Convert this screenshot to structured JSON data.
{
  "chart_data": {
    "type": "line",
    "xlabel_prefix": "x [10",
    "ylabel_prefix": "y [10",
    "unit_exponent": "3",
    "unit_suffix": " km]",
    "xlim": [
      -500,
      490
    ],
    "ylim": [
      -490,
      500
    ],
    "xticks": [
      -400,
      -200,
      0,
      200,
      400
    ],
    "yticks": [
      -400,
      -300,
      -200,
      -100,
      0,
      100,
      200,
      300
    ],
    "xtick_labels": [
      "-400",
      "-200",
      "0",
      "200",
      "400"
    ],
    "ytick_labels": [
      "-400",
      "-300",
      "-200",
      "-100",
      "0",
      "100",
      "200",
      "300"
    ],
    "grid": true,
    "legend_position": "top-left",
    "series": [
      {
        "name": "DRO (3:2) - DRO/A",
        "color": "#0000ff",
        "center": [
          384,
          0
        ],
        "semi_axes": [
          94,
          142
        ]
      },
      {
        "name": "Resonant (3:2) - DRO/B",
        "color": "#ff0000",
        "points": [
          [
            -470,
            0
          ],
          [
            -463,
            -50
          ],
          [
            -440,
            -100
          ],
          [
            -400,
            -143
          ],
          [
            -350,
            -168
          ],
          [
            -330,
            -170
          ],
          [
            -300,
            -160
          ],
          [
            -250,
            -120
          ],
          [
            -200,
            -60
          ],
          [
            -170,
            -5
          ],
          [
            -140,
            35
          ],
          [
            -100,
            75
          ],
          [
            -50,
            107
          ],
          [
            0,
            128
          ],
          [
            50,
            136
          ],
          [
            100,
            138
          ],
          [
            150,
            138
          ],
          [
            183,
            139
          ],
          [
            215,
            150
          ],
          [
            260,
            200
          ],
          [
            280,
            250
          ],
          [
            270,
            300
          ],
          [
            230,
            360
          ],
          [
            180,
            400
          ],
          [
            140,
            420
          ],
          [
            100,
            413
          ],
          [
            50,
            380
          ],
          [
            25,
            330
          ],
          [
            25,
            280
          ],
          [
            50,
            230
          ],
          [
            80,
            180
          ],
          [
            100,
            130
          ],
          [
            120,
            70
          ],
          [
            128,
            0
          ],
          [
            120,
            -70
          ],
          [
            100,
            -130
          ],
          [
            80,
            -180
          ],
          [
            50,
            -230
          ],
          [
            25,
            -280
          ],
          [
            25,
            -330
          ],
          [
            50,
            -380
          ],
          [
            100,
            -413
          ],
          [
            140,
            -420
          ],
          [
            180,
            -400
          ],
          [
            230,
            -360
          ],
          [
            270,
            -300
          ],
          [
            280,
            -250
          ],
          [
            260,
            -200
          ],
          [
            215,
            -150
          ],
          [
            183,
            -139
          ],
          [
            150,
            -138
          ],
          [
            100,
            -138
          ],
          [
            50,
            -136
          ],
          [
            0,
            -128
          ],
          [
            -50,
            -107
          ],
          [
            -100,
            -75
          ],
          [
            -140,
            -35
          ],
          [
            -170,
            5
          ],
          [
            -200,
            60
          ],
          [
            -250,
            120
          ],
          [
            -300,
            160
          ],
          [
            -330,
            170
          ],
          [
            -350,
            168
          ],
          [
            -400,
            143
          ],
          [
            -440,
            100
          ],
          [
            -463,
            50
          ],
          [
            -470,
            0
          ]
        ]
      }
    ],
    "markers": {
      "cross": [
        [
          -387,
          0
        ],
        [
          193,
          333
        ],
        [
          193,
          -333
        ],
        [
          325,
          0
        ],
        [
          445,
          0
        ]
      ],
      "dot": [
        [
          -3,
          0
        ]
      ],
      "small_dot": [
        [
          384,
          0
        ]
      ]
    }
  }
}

*****

_Task directions_
Pick out and copy the lines of the entries that hold the string "name".

_Worked answer_
        "name": "DRO (3:2) - DRO/A",
        "name": "Resonant (3:2) - DRO/B",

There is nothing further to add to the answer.